REQUIRED TASK
Write out all lines holding the word "最大程度地纠正自身错误".

DATA SUPPLIED

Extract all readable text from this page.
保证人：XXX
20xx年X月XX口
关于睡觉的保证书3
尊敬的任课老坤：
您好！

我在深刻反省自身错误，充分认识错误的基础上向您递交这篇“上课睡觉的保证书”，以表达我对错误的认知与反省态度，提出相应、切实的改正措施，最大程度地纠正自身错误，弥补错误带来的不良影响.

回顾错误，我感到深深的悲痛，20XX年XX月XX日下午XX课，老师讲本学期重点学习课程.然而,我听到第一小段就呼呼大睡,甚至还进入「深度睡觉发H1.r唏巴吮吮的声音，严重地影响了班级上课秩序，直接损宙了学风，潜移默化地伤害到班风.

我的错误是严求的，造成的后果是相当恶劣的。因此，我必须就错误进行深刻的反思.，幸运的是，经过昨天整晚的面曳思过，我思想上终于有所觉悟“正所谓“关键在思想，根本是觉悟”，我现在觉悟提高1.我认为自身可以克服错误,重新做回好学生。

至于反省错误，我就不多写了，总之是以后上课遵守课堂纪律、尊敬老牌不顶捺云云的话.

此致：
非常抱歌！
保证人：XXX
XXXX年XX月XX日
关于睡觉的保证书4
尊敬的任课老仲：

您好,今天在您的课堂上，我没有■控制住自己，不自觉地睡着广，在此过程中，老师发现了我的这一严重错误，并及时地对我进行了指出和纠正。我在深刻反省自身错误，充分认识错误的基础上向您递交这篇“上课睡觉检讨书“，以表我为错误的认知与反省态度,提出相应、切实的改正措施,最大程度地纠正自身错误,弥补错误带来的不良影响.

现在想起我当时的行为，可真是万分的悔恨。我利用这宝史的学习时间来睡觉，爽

RESULT OF THIS EXERCISE
我在深刻反省自身错误，充分认识错误的基础上向您递交这篇“上课睡觉的保证书”，以表达我对错误的认知与反省态度，提出相应、切实的改正措施，最大程度地纠正自身错误，弥补错误带来的不良影响.
您好,今天在您的课堂上，我没有■控制住自己，不自觉地睡着广，在此过程中，老师发现了我的这一严重错误，并及时地对我进行了指出和纠正。我在深刻反省自身错误，充分认识错误的基础上向您递交这篇“上课睡觉检讨书“，以表我为错误的认知与反省态度,提出相应、切实的改正措施,最大程度地纠正自身错误,弥补错误带来的不良影响.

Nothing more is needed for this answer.